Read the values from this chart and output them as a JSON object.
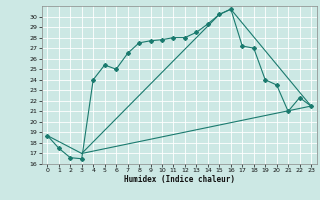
{
  "xlabel": "Humidex (Indice chaleur)",
  "bg_color": "#cce8e4",
  "grid_color": "#ffffff",
  "line_color": "#1a7a6e",
  "xlim": [
    -0.5,
    23.5
  ],
  "ylim": [
    16,
    31
  ],
  "xticks": [
    0,
    1,
    2,
    3,
    4,
    5,
    6,
    7,
    8,
    9,
    10,
    11,
    12,
    13,
    14,
    15,
    16,
    17,
    18,
    19,
    20,
    21,
    22,
    23
  ],
  "yticks": [
    16,
    17,
    18,
    19,
    20,
    21,
    22,
    23,
    24,
    25,
    26,
    27,
    28,
    29,
    30
  ],
  "line1_x": [
    0,
    1,
    2,
    3,
    4,
    5,
    6,
    7,
    8,
    9,
    10,
    11,
    12,
    13,
    14,
    15,
    16,
    17,
    18,
    19,
    20,
    21,
    22,
    23
  ],
  "line1_y": [
    18.7,
    17.5,
    16.6,
    16.5,
    24.0,
    25.4,
    25.0,
    26.5,
    27.5,
    27.7,
    27.8,
    28.0,
    28.0,
    28.5,
    29.3,
    30.2,
    30.7,
    27.2,
    27.0,
    24.0,
    23.5,
    21.0,
    22.3,
    21.5
  ],
  "line2_x": [
    0,
    3,
    15,
    16,
    23
  ],
  "line2_y": [
    18.7,
    17.0,
    30.2,
    30.7,
    21.5
  ],
  "line3_x": [
    3,
    23
  ],
  "line3_y": [
    17.0,
    21.5
  ]
}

WRITTEN INSTRUCTION: Retype each line of the listing above word for word. Exclude the pictures.

ANSWER TO THE EXERCISE:
Read the values from this chart and output them as a JSON object.
{
  "xlabel": "Humidex (Indice chaleur)",
  "bg_color": "#cce8e4",
  "grid_color": "#ffffff",
  "line_color": "#1a7a6e",
  "xlim": [
    -0.5,
    23.5
  ],
  "ylim": [
    16,
    31
  ],
  "xticks": [
    0,
    1,
    2,
    3,
    4,
    5,
    6,
    7,
    8,
    9,
    10,
    11,
    12,
    13,
    14,
    15,
    16,
    17,
    18,
    19,
    20,
    21,
    22,
    23
  ],
  "yticks": [
    16,
    17,
    18,
    19,
    20,
    21,
    22,
    23,
    24,
    25,
    26,
    27,
    28,
    29,
    30
  ],
  "line1_x": [
    0,
    1,
    2,
    3,
    4,
    5,
    6,
    7,
    8,
    9,
    10,
    11,
    12,
    13,
    14,
    15,
    16,
    17,
    18,
    19,
    20,
    21,
    22,
    23
  ],
  "line1_y": [
    18.7,
    17.5,
    16.6,
    16.5,
    24.0,
    25.4,
    25.0,
    26.5,
    27.5,
    27.7,
    27.8,
    28.0,
    28.0,
    28.5,
    29.3,
    30.2,
    30.7,
    27.2,
    27.0,
    24.0,
    23.5,
    21.0,
    22.3,
    21.5
  ],
  "line2_x": [
    0,
    3,
    15,
    16,
    23
  ],
  "line2_y": [
    18.7,
    17.0,
    30.2,
    30.7,
    21.5
  ],
  "line3_x": [
    3,
    23
  ],
  "line3_y": [
    17.0,
    21.5
  ]
}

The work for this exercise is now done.